— PROBLEM DESCRIPTION —
Gather each line of the entries below that includes "akkonil".

________________________

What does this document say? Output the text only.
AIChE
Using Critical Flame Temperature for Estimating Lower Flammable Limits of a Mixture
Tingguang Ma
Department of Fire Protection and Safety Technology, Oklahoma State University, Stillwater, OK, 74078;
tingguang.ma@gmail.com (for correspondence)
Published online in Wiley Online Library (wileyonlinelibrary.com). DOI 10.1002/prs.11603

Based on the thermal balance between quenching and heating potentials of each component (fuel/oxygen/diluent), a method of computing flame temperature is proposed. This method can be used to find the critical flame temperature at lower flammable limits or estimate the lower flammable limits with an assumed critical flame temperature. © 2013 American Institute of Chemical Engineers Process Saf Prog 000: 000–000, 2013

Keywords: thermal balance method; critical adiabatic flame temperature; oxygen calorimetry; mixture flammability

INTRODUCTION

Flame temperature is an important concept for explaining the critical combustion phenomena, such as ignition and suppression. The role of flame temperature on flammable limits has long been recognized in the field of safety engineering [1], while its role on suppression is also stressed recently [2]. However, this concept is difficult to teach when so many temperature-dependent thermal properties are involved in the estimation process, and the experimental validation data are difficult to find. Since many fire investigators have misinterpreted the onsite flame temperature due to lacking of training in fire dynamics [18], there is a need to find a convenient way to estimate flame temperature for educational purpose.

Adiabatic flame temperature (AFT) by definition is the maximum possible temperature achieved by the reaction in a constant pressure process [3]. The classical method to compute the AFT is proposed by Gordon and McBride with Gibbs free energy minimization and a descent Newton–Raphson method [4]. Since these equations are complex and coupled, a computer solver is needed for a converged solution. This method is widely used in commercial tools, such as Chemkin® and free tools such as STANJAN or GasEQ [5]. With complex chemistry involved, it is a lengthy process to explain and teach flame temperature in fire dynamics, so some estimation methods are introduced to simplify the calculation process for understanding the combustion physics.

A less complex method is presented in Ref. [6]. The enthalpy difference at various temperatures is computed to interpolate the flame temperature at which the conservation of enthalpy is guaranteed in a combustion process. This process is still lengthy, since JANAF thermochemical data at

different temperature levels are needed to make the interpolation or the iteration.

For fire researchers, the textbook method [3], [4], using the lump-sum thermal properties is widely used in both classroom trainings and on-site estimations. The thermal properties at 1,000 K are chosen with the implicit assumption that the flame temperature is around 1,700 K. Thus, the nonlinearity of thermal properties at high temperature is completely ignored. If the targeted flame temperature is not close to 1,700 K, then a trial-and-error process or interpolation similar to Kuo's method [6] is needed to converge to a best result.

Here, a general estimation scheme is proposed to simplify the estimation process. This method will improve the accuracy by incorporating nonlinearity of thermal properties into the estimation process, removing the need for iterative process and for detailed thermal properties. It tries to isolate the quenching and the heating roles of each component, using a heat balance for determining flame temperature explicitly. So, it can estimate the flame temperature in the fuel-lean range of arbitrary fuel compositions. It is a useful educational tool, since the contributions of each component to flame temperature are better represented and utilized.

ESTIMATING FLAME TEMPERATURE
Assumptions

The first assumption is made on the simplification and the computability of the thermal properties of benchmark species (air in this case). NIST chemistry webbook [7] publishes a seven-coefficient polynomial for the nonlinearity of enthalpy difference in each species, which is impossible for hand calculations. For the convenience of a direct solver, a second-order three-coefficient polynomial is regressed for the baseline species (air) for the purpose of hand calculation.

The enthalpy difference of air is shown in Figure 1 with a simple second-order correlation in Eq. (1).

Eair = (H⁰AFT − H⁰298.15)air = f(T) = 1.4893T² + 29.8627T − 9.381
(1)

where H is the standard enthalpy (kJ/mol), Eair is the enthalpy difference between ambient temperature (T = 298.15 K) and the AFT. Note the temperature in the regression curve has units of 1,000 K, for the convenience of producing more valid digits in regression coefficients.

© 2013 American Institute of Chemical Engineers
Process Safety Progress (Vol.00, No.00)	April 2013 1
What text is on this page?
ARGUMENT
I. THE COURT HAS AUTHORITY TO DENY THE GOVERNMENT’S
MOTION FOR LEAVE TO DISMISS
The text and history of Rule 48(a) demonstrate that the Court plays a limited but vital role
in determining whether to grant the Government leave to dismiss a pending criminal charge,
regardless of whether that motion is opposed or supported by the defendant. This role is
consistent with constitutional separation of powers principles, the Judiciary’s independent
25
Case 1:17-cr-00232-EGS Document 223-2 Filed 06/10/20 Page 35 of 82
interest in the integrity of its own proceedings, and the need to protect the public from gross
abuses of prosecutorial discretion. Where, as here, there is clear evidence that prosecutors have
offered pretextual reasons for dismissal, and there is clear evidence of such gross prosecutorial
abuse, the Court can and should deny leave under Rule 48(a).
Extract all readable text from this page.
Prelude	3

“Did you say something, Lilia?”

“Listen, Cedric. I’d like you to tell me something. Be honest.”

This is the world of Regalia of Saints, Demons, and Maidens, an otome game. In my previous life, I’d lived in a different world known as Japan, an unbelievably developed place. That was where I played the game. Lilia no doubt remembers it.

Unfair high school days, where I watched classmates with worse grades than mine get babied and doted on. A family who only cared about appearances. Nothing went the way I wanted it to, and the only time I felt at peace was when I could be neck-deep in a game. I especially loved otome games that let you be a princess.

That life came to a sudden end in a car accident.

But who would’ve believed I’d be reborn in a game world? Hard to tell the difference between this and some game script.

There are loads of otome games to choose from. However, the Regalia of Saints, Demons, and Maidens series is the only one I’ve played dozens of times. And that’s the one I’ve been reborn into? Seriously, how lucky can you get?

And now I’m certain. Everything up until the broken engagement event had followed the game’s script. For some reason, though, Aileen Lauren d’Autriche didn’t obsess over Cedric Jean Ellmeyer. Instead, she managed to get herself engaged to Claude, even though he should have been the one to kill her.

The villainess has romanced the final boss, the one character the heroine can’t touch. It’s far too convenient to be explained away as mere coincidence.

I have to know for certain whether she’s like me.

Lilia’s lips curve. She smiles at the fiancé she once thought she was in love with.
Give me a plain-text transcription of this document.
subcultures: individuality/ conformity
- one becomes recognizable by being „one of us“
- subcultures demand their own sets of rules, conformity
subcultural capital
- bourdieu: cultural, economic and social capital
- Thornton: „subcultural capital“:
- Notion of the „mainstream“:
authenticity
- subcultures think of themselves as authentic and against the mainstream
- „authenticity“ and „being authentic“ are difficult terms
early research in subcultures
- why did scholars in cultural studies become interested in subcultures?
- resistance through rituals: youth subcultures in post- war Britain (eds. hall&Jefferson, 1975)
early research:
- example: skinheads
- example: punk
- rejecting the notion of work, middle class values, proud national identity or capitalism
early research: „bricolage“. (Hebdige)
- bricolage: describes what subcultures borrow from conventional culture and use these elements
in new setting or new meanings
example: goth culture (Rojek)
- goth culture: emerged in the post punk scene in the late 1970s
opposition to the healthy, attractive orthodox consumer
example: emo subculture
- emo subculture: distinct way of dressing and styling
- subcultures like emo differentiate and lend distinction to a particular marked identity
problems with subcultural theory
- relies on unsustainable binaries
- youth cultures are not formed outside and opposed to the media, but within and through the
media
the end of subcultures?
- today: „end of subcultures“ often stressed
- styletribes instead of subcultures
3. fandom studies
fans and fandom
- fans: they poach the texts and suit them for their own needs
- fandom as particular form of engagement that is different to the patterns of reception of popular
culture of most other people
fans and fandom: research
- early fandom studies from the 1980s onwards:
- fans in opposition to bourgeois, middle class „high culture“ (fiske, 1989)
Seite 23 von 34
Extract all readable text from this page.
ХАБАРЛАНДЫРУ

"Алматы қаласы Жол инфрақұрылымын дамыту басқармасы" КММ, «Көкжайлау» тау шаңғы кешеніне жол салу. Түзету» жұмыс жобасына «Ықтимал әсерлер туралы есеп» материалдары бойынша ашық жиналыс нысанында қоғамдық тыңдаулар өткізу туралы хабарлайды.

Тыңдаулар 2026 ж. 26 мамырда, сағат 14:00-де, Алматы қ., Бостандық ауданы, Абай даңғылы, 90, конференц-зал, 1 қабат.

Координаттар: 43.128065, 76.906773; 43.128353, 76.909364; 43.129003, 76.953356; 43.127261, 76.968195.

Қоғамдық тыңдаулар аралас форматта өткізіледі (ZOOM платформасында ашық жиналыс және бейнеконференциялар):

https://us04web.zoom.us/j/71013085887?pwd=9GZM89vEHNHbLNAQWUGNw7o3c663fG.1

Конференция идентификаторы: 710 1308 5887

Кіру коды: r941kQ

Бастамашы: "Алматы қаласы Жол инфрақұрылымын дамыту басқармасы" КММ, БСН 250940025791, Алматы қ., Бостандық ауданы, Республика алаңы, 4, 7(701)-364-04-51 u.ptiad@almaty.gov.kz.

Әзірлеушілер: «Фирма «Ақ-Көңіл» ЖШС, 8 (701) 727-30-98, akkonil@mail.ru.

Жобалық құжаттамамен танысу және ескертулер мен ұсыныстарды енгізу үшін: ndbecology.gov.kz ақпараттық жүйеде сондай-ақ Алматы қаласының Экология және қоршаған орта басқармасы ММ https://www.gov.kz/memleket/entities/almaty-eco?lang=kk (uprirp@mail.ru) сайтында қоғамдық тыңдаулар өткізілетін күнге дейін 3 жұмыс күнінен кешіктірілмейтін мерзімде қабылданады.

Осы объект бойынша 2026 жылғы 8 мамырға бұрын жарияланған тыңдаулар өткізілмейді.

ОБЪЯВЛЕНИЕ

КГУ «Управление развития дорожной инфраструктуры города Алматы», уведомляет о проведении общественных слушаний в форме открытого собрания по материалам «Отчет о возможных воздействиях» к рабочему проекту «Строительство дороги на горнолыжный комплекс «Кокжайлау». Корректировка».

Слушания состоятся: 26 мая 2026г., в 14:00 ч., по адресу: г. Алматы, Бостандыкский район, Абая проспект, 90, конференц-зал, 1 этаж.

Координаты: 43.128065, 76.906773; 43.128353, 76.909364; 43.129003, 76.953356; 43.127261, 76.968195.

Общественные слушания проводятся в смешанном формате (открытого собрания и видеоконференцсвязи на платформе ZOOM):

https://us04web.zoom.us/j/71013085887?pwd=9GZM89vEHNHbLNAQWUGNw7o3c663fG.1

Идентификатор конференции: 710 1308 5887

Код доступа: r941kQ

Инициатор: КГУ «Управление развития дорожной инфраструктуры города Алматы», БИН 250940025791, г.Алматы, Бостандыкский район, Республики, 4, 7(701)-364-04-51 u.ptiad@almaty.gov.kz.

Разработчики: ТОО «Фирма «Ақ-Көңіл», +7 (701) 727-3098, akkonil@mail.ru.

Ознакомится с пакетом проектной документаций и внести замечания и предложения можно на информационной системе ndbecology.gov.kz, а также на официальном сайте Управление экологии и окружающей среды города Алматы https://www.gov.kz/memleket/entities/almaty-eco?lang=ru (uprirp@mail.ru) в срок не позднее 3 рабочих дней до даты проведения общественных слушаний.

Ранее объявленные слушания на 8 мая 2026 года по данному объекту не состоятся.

________________________

— TASK OUTPUT —
Әзірлеушілер: «Фирма «Ақ-Көңіл» ЖШС, 8 (701) 727-30-98, akkonil@mail.ru.
Разработчики: ТОО «Фирма «Ақ-Көңіл», +7 (701) 727-3098, akkonil@mail.ru.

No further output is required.